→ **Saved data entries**

※

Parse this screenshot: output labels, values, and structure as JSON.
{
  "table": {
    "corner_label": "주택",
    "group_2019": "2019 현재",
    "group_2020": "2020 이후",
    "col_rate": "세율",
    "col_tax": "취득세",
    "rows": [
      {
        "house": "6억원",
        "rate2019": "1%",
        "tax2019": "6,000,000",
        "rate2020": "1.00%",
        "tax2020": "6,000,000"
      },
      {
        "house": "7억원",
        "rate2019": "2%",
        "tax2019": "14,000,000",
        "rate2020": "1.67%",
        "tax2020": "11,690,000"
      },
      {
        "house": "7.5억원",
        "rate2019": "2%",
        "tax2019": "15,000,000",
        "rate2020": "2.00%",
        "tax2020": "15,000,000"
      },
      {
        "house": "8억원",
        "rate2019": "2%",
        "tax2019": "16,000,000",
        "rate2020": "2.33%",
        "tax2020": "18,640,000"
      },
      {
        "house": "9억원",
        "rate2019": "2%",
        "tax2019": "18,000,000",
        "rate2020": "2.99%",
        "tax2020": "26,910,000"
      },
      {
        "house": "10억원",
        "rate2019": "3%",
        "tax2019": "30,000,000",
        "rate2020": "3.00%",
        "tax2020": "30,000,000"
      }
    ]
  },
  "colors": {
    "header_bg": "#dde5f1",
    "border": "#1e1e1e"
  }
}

※

→ **What this task involves**
Repeat the data in its entirety, character for character.

→ **Written answer**
Parse this screenshot: output labels, values, and structure as JSON.
{
  "table": {
    "corner_label": "주택",
    "group_2019": "2019 현재",
    "group_2020": "2020 이후",
    "col_rate": "세율",
    "col_tax": "취득세",
    "rows": [
      {
        "house": "6억원",
        "rate2019": "1%",
        "tax2019": "6,000,000",
        "rate2020": "1.00%",
        "tax2020": "6,000,000"
      },
      {
        "house": "7억원",
        "rate2019": "2%",
        "tax2019": "14,000,000",
        "rate2020": "1.67%",
        "tax2020": "11,690,000"
      },
      {
        "house": "7.5억원",
        "rate2019": "2%",
        "tax2019": "15,000,000",
        "rate2020": "2.00%",
        "tax2020": "15,000,000"
      },
      {
        "house": "8억원",
        "rate2019": "2%",
        "tax2019": "16,000,000",
        "rate2020": "2.33%",
        "tax2020": "18,640,000"
      },
      {
        "house": "9억원",
        "rate2019": "2%",
        "tax2019": "18,000,000",
        "rate2020": "2.99%",
        "tax2020": "26,910,000"
      },
      {
        "house": "10억원",
        "rate2019": "3%",
        "tax2019": "30,000,000",
        "rate2020": "3.00%",
        "tax2020": "30,000,000"
      }
    ]
  },
  "colors": {
    "header_bg": "#dde5f1",
    "border": "#1e1e1e"
  }
}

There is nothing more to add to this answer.